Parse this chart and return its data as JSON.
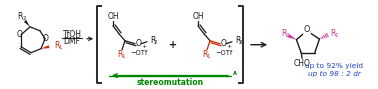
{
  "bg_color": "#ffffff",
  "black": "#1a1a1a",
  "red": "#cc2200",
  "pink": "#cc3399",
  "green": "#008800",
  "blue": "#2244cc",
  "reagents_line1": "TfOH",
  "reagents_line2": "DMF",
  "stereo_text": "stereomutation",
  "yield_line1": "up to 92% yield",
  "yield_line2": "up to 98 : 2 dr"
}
...
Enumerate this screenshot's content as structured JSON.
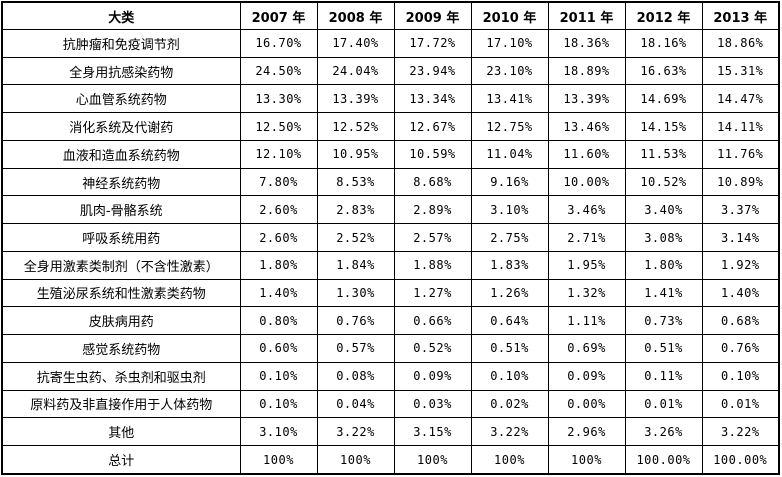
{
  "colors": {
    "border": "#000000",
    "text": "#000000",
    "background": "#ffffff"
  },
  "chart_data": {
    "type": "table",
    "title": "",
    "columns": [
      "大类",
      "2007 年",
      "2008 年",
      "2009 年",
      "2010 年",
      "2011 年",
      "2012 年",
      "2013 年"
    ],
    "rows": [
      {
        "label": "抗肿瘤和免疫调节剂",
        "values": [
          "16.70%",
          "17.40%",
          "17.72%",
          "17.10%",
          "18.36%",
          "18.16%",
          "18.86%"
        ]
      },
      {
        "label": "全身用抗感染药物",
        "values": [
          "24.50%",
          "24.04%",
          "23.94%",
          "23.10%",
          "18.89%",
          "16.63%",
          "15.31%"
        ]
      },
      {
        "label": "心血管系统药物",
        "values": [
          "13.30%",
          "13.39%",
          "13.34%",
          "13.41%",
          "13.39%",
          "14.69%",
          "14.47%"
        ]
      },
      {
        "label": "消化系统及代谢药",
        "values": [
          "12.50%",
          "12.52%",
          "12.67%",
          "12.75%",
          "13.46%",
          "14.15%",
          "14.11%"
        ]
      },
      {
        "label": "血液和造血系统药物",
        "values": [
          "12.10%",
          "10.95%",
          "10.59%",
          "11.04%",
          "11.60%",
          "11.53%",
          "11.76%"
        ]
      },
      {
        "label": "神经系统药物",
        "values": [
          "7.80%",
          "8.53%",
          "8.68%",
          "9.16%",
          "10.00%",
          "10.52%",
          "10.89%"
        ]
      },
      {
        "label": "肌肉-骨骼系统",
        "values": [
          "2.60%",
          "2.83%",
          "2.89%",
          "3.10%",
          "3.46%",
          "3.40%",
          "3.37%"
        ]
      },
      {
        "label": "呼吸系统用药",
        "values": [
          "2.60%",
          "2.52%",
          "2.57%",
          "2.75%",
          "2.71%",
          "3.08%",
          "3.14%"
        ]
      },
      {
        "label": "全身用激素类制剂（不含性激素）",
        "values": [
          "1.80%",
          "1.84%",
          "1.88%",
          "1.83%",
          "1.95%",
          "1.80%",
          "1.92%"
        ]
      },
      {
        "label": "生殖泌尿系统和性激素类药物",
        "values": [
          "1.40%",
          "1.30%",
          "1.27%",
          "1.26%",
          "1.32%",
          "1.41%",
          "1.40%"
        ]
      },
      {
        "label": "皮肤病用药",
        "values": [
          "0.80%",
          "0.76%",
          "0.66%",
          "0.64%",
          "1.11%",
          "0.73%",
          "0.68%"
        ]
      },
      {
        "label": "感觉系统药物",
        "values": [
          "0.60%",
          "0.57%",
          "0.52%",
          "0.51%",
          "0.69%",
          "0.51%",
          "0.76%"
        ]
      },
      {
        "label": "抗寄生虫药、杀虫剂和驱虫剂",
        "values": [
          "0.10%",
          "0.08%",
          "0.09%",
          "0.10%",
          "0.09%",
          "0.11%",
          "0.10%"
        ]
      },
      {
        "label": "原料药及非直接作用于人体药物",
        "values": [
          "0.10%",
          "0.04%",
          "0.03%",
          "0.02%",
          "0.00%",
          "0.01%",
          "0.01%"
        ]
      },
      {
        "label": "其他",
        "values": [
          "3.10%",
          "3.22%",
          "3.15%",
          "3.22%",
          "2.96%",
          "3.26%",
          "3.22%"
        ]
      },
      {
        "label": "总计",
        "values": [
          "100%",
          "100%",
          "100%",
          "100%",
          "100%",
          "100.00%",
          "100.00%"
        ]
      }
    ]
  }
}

*Goal of the exercise:* Gather and copy every line of the data in which the string "JSON" is found.

*Reply:*
Parse this chart and return its data as JSON.
Enumerate this screenshot's content as structured JSON.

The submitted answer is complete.